* _DATA TO USE_

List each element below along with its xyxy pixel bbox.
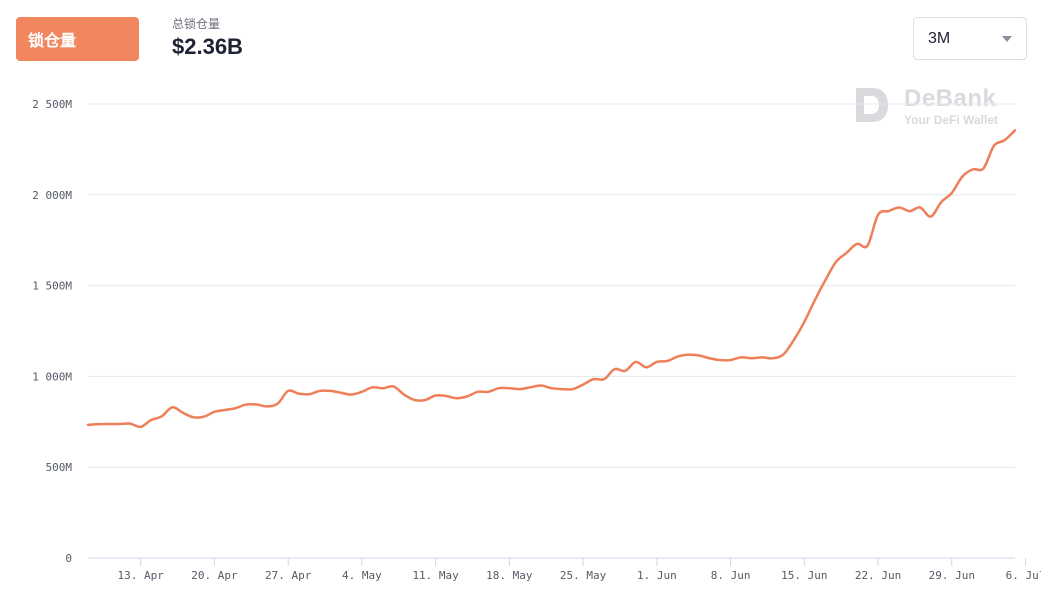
x-tick-label: 13. Apr [117,569,164,582]
x-tick-label: 15. Jun [781,569,827,582]
watermark-title: DeBank [904,85,997,112]
summary-value: $2.36B [172,34,243,59]
x-tick-label: 22. Jun [855,569,901,582]
series-line [86,129,1017,429]
summary: 总锁仓量 $2.36B [172,16,243,61]
chevron-down-icon [1002,35,1012,42]
time-range-value: 3M [928,29,951,47]
time-range-select[interactable]: 3M [913,17,1027,60]
debank-logo-icon [856,88,888,122]
y-tick-label: 500M [46,461,73,474]
y-axis: 0 500M 1 000M 1 500M 2 000M 2 500M [32,98,72,565]
watermark-subtitle: Your DeFi Wallet [904,113,999,127]
y-tick-label: 1 500M [32,280,72,293]
x-tick-label: 18. May [486,569,533,582]
x-tick-label: 20. Apr [191,569,238,582]
x-axis: 13. Apr 20. Apr 27. Apr 4. May 11. May 18. Ma… [88,557,1041,582]
x-tick-label: 6. Jul [1006,569,1041,582]
y-tick-label: 2 000M [32,189,72,202]
x-tick-label: 25. May [560,569,607,582]
tab-locked-value[interactable]: 锁仓量 [16,17,139,61]
x-tick-label: 1. Jun [637,569,677,582]
x-tick-label: 11. May [412,569,459,582]
summary-label: 总锁仓量 [172,17,221,31]
x-tick-label: 4. May [342,569,382,582]
y-tick-label: 0 [65,552,72,565]
debank-watermark: DeBank Your DeFi Wallet [854,86,998,127]
grid-lines [88,103,1015,468]
y-tick-label: 1 000M [32,370,72,383]
x-tick-label: 29. Jun [929,569,975,582]
x-tick-label: 27. Apr [265,569,312,582]
y-tick-label: 2 500M [32,98,72,111]
x-tick-label: 8. Jun [711,569,751,582]
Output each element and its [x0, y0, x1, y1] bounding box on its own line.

* _REQUIRED WORK_
Copy the lines above exactly as they appear, leaving out the picture.

* _EXERCISE RESULT_
List each element below along with its xyxy pixel bbox.
x-tick-label: 13. Apr [117,569,164,582]
x-tick-label: 15. Jun [781,569,827,582]
watermark-title: DeBank [904,85,997,112]
summary-value: $2.36B [172,34,243,59]
x-tick-label: 22. Jun [855,569,901,582]
series-line [86,129,1017,429]
summary: 总锁仓量 $2.36B [172,16,243,61]
chevron-down-icon [1002,35,1012,42]
time-range-value: 3M [928,29,951,47]
time-range-select[interactable]: 3M [913,17,1027,60]
debank-logo-icon [856,88,888,122]
y-tick-label: 500M [46,461,73,474]
y-axis: 0 500M 1 000M 1 500M 2 000M 2 500M [32,98,72,565]
watermark-subtitle: Your DeFi Wallet [904,113,999,127]
y-tick-label: 1 500M [32,280,72,293]
x-tick-label: 18. May [486,569,533,582]
x-tick-label: 20. Apr [191,569,238,582]
x-axis: 13. Apr 20. Apr 27. Apr 4. May 11. May 18. Ma… [88,557,1041,582]
x-tick-label: 6. Jul [1006,569,1041,582]
y-tick-label: 2 000M [32,189,72,202]
x-tick-label: 25. May [560,569,607,582]
tab-locked-value[interactable]: 锁仓量 [16,17,139,61]
x-tick-label: 1. Jun [637,569,677,582]
x-tick-label: 11. May [412,569,459,582]
summary-label: 总锁仓量 [172,17,221,31]
x-tick-label: 4. May [342,569,382,582]
y-tick-label: 0 [65,552,72,565]
debank-watermark: DeBank Your DeFi Wallet [854,86,998,127]
grid-lines [88,103,1015,468]
y-tick-label: 1 000M [32,370,72,383]
x-tick-label: 29. Jun [929,569,975,582]
x-tick-label: 27. Apr [265,569,312,582]
y-tick-label: 2 500M [32,98,72,111]
x-tick-label: 8. Jun [711,569,751,582]
Output each element and its [x0, y0, x1, y1] bounding box on its own line.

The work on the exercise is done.